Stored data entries
------

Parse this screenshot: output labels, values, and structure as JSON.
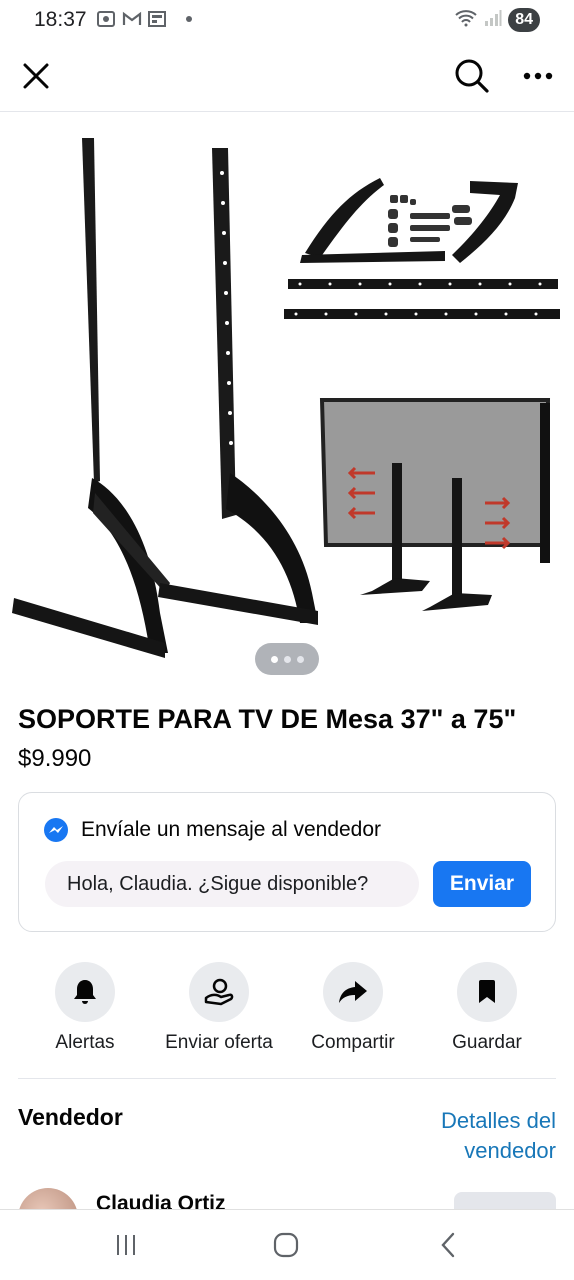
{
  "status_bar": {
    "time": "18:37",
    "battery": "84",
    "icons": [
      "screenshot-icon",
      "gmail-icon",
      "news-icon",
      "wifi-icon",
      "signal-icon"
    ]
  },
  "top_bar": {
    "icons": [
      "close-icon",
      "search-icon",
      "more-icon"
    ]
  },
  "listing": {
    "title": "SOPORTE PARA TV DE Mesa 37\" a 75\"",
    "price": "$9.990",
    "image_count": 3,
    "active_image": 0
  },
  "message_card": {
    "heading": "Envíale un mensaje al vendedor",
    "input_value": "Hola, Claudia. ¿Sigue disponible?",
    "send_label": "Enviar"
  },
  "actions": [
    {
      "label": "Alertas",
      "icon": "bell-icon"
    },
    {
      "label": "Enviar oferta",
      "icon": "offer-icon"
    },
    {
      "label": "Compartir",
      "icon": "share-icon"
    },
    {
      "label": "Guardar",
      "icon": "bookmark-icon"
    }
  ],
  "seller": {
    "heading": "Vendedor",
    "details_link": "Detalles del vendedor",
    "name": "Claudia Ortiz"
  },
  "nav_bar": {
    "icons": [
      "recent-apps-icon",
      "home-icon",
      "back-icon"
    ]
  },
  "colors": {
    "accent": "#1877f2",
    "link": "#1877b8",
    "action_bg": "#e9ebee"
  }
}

------

**WHAT YOU HAVE TO DO**
Omitting all images, print the listing exactly.

**RESULT FOR THIS EXERCISE**
Parse this screenshot: output labels, values, and structure as JSON.
{
  "status_bar": {
    "time": "18:37",
    "battery": "84",
    "icons": [
      "screenshot-icon",
      "gmail-icon",
      "news-icon",
      "wifi-icon",
      "signal-icon"
    ]
  },
  "top_bar": {
    "icons": [
      "close-icon",
      "search-icon",
      "more-icon"
    ]
  },
  "listing": {
    "title": "SOPORTE PARA TV DE Mesa 37\" a 75\"",
    "price": "$9.990",
    "image_count": 3,
    "active_image": 0
  },
  "message_card": {
    "heading": "Envíale un mensaje al vendedor",
    "input_value": "Hola, Claudia. ¿Sigue disponible?",
    "send_label": "Enviar"
  },
  "actions": [
    {
      "label": "Alertas",
      "icon": "bell-icon"
    },
    {
      "label": "Enviar oferta",
      "icon": "offer-icon"
    },
    {
      "label": "Compartir",
      "icon": "share-icon"
    },
    {
      "label": "Guardar",
      "icon": "bookmark-icon"
    }
  ],
  "seller": {
    "heading": "Vendedor",
    "details_link": "Detalles del vendedor",
    "name": "Claudia Ortiz"
  },
  "nav_bar": {
    "icons": [
      "recent-apps-icon",
      "home-icon",
      "back-icon"
    ]
  },
  "colors": {
    "accent": "#1877f2",
    "link": "#1877b8",
    "action_bg": "#e9ebee"
  }
}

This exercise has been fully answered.